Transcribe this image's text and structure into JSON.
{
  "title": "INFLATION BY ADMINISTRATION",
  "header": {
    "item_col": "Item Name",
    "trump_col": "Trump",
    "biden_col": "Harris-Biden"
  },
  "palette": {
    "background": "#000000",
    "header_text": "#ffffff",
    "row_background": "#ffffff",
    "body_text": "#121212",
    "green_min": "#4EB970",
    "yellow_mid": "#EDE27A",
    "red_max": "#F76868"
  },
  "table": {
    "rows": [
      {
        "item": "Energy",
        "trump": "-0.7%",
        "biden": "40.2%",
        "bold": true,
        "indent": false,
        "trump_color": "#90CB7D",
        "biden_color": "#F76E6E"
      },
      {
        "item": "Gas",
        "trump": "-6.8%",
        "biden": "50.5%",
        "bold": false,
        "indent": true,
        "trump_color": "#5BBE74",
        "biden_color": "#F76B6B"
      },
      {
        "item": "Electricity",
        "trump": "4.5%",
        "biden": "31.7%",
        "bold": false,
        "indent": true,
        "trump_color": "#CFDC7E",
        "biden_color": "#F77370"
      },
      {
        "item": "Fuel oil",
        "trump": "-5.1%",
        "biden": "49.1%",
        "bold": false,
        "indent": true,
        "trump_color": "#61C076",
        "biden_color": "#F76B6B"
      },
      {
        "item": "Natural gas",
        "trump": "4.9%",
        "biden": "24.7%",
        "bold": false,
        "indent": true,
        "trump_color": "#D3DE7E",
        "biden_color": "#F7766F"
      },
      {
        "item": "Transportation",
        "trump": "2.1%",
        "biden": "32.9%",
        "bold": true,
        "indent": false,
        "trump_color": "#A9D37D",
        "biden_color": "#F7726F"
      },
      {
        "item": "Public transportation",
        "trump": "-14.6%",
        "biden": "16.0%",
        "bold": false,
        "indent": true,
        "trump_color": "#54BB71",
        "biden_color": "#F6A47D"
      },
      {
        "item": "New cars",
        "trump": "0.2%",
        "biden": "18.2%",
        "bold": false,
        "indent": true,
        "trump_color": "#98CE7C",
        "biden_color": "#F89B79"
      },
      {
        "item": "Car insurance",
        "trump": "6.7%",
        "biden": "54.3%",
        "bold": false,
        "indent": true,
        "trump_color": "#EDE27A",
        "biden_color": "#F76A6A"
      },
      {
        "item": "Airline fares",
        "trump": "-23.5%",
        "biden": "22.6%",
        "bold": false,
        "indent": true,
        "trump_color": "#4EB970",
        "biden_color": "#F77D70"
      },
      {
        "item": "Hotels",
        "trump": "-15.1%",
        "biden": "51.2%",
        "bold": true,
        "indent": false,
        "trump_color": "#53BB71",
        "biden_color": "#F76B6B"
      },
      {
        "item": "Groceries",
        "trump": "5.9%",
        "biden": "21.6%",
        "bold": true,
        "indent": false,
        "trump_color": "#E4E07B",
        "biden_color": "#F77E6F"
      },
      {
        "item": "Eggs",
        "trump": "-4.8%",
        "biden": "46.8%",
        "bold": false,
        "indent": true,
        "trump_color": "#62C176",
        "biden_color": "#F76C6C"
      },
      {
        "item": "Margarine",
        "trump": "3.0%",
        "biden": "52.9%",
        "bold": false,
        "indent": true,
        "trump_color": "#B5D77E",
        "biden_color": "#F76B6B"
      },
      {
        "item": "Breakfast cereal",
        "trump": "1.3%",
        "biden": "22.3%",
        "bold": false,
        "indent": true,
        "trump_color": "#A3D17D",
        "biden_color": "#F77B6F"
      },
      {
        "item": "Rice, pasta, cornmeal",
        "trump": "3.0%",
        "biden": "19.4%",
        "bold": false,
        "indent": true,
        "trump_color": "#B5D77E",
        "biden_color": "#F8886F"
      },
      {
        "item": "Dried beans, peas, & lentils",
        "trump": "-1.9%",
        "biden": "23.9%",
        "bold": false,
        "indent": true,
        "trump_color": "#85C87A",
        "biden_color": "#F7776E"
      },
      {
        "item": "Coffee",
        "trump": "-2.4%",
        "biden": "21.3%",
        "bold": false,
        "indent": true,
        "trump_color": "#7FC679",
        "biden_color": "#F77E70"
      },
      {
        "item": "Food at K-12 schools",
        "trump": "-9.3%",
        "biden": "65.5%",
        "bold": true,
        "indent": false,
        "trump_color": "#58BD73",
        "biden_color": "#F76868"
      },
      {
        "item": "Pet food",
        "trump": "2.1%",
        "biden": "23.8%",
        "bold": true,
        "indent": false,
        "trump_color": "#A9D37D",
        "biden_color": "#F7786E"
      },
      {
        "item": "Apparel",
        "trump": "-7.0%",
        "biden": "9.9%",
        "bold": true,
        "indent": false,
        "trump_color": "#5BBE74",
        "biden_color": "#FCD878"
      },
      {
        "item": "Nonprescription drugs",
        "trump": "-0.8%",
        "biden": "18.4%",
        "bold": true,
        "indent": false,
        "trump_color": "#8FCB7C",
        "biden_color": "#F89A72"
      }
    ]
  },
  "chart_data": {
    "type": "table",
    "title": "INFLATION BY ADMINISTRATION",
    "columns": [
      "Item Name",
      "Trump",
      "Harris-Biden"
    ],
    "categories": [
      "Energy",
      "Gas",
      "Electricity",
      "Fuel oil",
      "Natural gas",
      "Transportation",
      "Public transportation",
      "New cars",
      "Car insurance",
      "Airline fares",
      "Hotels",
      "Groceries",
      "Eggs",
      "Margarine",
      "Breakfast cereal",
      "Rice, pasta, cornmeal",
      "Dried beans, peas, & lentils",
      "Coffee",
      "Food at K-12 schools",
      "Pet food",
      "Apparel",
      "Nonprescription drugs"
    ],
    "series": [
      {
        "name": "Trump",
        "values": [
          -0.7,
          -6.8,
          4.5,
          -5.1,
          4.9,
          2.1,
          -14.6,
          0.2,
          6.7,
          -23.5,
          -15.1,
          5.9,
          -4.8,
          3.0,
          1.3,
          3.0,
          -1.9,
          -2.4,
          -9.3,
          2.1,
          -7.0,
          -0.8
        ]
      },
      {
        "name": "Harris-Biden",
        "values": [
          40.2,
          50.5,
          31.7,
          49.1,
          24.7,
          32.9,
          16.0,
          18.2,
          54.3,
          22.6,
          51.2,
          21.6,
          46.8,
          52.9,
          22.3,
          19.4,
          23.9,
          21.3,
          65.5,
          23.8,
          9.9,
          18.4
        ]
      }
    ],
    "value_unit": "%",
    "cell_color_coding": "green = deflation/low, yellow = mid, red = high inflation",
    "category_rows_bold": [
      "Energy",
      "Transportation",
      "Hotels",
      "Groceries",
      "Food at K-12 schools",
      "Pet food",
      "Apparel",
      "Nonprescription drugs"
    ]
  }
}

----------------

= GIVEN INSTRUCTION =
Quote the entire listing above exactly.

= SOLUTION TO THIS EXERCISE =
Transcribe this image's text and structure into JSON.
{
  "title": "INFLATION BY ADMINISTRATION",
  "header": {
    "item_col": "Item Name",
    "trump_col": "Trump",
    "biden_col": "Harris-Biden"
  },
  "palette": {
    "background": "#000000",
    "header_text": "#ffffff",
    "row_background": "#ffffff",
    "body_text": "#121212",
    "green_min": "#4EB970",
    "yellow_mid": "#EDE27A",
    "red_max": "#F76868"
  },
  "table": {
    "rows": [
      {
        "item": "Energy",
        "trump": "-0.7%",
        "biden": "40.2%",
        "bold": true,
        "indent": false,
        "trump_color": "#90CB7D",
        "biden_color": "#F76E6E"
      },
      {
        "item": "Gas",
        "trump": "-6.8%",
        "biden": "50.5%",
        "bold": false,
        "indent": true,
        "trump_color": "#5BBE74",
        "biden_color": "#F76B6B"
      },
      {
        "item": "Electricity",
        "trump": "4.5%",
        "biden": "31.7%",
        "bold": false,
        "indent": true,
        "trump_color": "#CFDC7E",
        "biden_color": "#F77370"
      },
      {
        "item": "Fuel oil",
        "trump": "-5.1%",
        "biden": "49.1%",
        "bold": false,
        "indent": true,
        "trump_color": "#61C076",
        "biden_color": "#F76B6B"
      },
      {
        "item": "Natural gas",
        "trump": "4.9%",
        "biden": "24.7%",
        "bold": false,
        "indent": true,
        "trump_color": "#D3DE7E",
        "biden_color": "#F7766F"
      },
      {
        "item": "Transportation",
        "trump": "2.1%",
        "biden": "32.9%",
        "bold": true,
        "indent": false,
        "trump_color": "#A9D37D",
        "biden_color": "#F7726F"
      },
      {
        "item": "Public transportation",
        "trump": "-14.6%",
        "biden": "16.0%",
        "bold": false,
        "indent": true,
        "trump_color": "#54BB71",
        "biden_color": "#F6A47D"
      },
      {
        "item": "New cars",
        "trump": "0.2%",
        "biden": "18.2%",
        "bold": false,
        "indent": true,
        "trump_color": "#98CE7C",
        "biden_color": "#F89B79"
      },
      {
        "item": "Car insurance",
        "trump": "6.7%",
        "biden": "54.3%",
        "bold": false,
        "indent": true,
        "trump_color": "#EDE27A",
        "biden_color": "#F76A6A"
      },
      {
        "item": "Airline fares",
        "trump": "-23.5%",
        "biden": "22.6%",
        "bold": false,
        "indent": true,
        "trump_color": "#4EB970",
        "biden_color": "#F77D70"
      },
      {
        "item": "Hotels",
        "trump": "-15.1%",
        "biden": "51.2%",
        "bold": true,
        "indent": false,
        "trump_color": "#53BB71",
        "biden_color": "#F76B6B"
      },
      {
        "item": "Groceries",
        "trump": "5.9%",
        "biden": "21.6%",
        "bold": true,
        "indent": false,
        "trump_color": "#E4E07B",
        "biden_color": "#F77E6F"
      },
      {
        "item": "Eggs",
        "trump": "-4.8%",
        "biden": "46.8%",
        "bold": false,
        "indent": true,
        "trump_color": "#62C176",
        "biden_color": "#F76C6C"
      },
      {
        "item": "Margarine",
        "trump": "3.0%",
        "biden": "52.9%",
        "bold": false,
        "indent": true,
        "trump_color": "#B5D77E",
        "biden_color": "#F76B6B"
      },
      {
        "item": "Breakfast cereal",
        "trump": "1.3%",
        "biden": "22.3%",
        "bold": false,
        "indent": true,
        "trump_color": "#A3D17D",
        "biden_color": "#F77B6F"
      },
      {
        "item": "Rice, pasta, cornmeal",
        "trump": "3.0%",
        "biden": "19.4%",
        "bold": false,
        "indent": true,
        "trump_color": "#B5D77E",
        "biden_color": "#F8886F"
      },
      {
        "item": "Dried beans, peas, & lentils",
        "trump": "-1.9%",
        "biden": "23.9%",
        "bold": false,
        "indent": true,
        "trump_color": "#85C87A",
        "biden_color": "#F7776E"
      },
      {
        "item": "Coffee",
        "trump": "-2.4%",
        "biden": "21.3%",
        "bold": false,
        "indent": true,
        "trump_color": "#7FC679",
        "biden_color": "#F77E70"
      },
      {
        "item": "Food at K-12 schools",
        "trump": "-9.3%",
        "biden": "65.5%",
        "bold": true,
        "indent": false,
        "trump_color": "#58BD73",
        "biden_color": "#F76868"
      },
      {
        "item": "Pet food",
        "trump": "2.1%",
        "biden": "23.8%",
        "bold": true,
        "indent": false,
        "trump_color": "#A9D37D",
        "biden_color": "#F7786E"
      },
      {
        "item": "Apparel",
        "trump": "-7.0%",
        "biden": "9.9%",
        "bold": true,
        "indent": false,
        "trump_color": "#5BBE74",
        "biden_color": "#FCD878"
      },
      {
        "item": "Nonprescription drugs",
        "trump": "-0.8%",
        "biden": "18.4%",
        "bold": true,
        "indent": false,
        "trump_color": "#8FCB7C",
        "biden_color": "#F89A72"
      }
    ]
  },
  "chart_data": {
    "type": "table",
    "title": "INFLATION BY ADMINISTRATION",
    "columns": [
      "Item Name",
      "Trump",
      "Harris-Biden"
    ],
    "categories": [
      "Energy",
      "Gas",
      "Electricity",
      "Fuel oil",
      "Natural gas",
      "Transportation",
      "Public transportation",
      "New cars",
      "Car insurance",
      "Airline fares",
      "Hotels",
      "Groceries",
      "Eggs",
      "Margarine",
      "Breakfast cereal",
      "Rice, pasta, cornmeal",
      "Dried beans, peas, & lentils",
      "Coffee",
      "Food at K-12 schools",
      "Pet food",
      "Apparel",
      "Nonprescription drugs"
    ],
    "series": [
      {
        "name": "Trump",
        "values": [
          -0.7,
          -6.8,
          4.5,
          -5.1,
          4.9,
          2.1,
          -14.6,
          0.2,
          6.7,
          -23.5,
          -15.1,
          5.9,
          -4.8,
          3.0,
          1.3,
          3.0,
          -1.9,
          -2.4,
          -9.3,
          2.1,
          -7.0,
          -0.8
        ]
      },
      {
        "name": "Harris-Biden",
        "values": [
          40.2,
          50.5,
          31.7,
          49.1,
          24.7,
          32.9,
          16.0,
          18.2,
          54.3,
          22.6,
          51.2,
          21.6,
          46.8,
          52.9,
          22.3,
          19.4,
          23.9,
          21.3,
          65.5,
          23.8,
          9.9,
          18.4
        ]
      }
    ],
    "value_unit": "%",
    "cell_color_coding": "green = deflation/low, yellow = mid, red = high inflation",
    "category_rows_bold": [
      "Energy",
      "Transportation",
      "Hotels",
      "Groceries",
      "Food at K-12 schools",
      "Pet food",
      "Apparel",
      "Nonprescription drugs"
    ]
  }
}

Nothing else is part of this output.